Written request
From the listing below, pull out every line where the string "Schraffierter" appears.

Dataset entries
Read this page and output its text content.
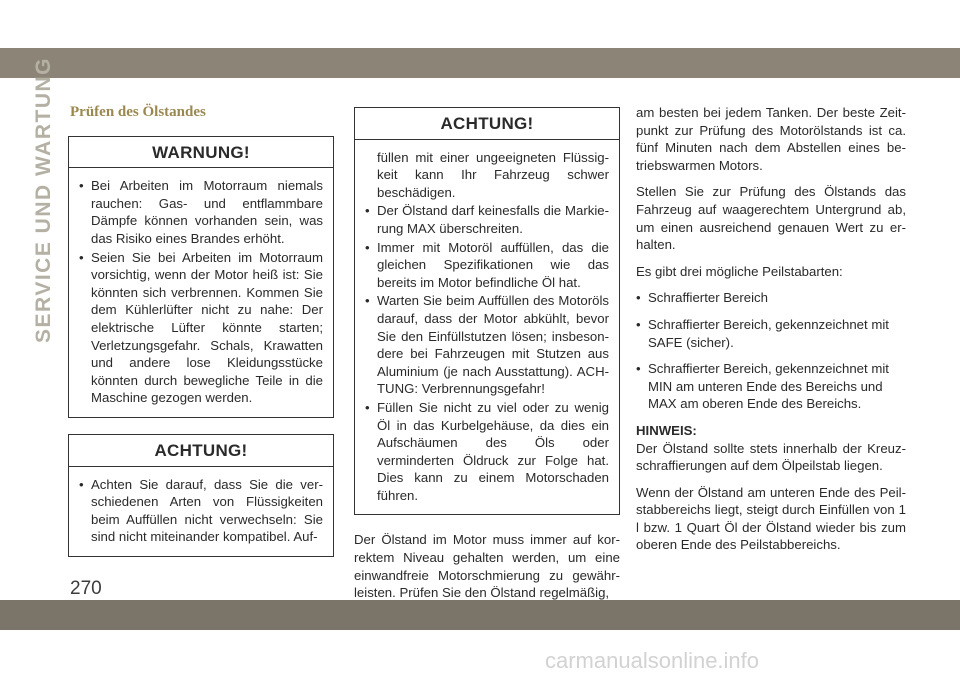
SERVICE UND WARTUNG Prüfen des Ölstandes
WARNUNG!
• Bei Arbeiten im Motorraum niemals rauchen: Gas- und entflammbare Dämpfe können vorhanden sein, was das Risiko eines Brandes erhöht.
• Seien Sie bei Arbeiten im Motorraum vorsichtig, wenn der Motor heiß ist: Sie könnten sich verbrennen. Kommen Sie dem Kühlerlüfter nicht zu nahe: Der elektrische Lüfter könnte starten; Verletzungsgefahr. Schals, Krawatten und andere lose Kleidungsstücke könnten durch bewegliche Teile in die Maschine gezogen werden.
ACHTUNG!
• Achten Sie darauf, dass Sie die verschiedenen Arten von Flüssigkeiten beim Auffüllen nicht verwechseln: Sie sind nicht miteinander kompatibel. Auf-
ACHTUNG!
füllen mit einer ungeeigneten Flüssigkeit kann Ihr Fahrzeug schwer beschädigen.
• Der Ölstand darf keinesfalls die Markierung MAX überschreiten.
• Immer mit Motoröl auffüllen, das die gleichen Spezifikationen wie das bereits im Motor befindliche Öl hat.
• Warten Sie beim Auffüllen des Motoröls darauf, dass der Motor abkühlt, bevor Sie den Einfüllstutzen lösen; insbesondere bei Fahrzeugen mit Stutzen aus Aluminium (je nach Ausstattung). ACHTUNG: Verbrennungsgefahr!
• Füllen Sie nicht zu viel oder zu wenig Öl in das Kurbelgehäuse, da dies ein Aufschäumen des Öls oder verminderten Öldruck zur Folge hat. Dies kann zu einem Motorschaden führen.

Der Ölstand im Motor muss immer auf korrektem Niveau gehalten werden, um eine einwandfreie Motorschmierung zu gewährleisten. Prüfen Sie den Ölstand regelmäßig,

am besten bei jedem Tanken. Der beste Zeitpunkt zur Prüfung des Motorölstands ist ca. fünf Minuten nach dem Abstellen eines betriebswarmen Motors.

Stellen Sie zur Prüfung des Ölstands das Fahrzeug auf waagerechtem Untergrund ab, um einen ausreichend genauen Wert zu erhalten.

Es gibt drei mögliche Peilstabarten:

• Schraffierter Bereich
• Schraffierter Bereich, gekennzeichnet mit SAFE (sicher).
• Schraffierter Bereich, gekennzeichnet mit MIN am unteren Ende des Bereichs und MAX am oberen Ende des Bereichs.

HINWEIS:

Der Ölstand sollte stets innerhalb der Kreuzschraffierungen auf dem Ölpeilstab liegen.

Wenn der Ölstand am unteren Ende des Peilstabbereichs liegt, steigt durch Einfüllen von 1 l bzw. 1 Quart Öl der Ölstand wieder bis zum oberen Ende des Peilstabbereichs.

270
carmanualsonline.info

Response to this task
• Schraffierter Bereich
• Schraffierter Bereich, gekennzeichnet mit SAFE (sicher).
• Schraffierter Bereich, gekennzeichnet mit MIN am unteren Ende des Bereichs und MAX am oberen Ende des Bereichs.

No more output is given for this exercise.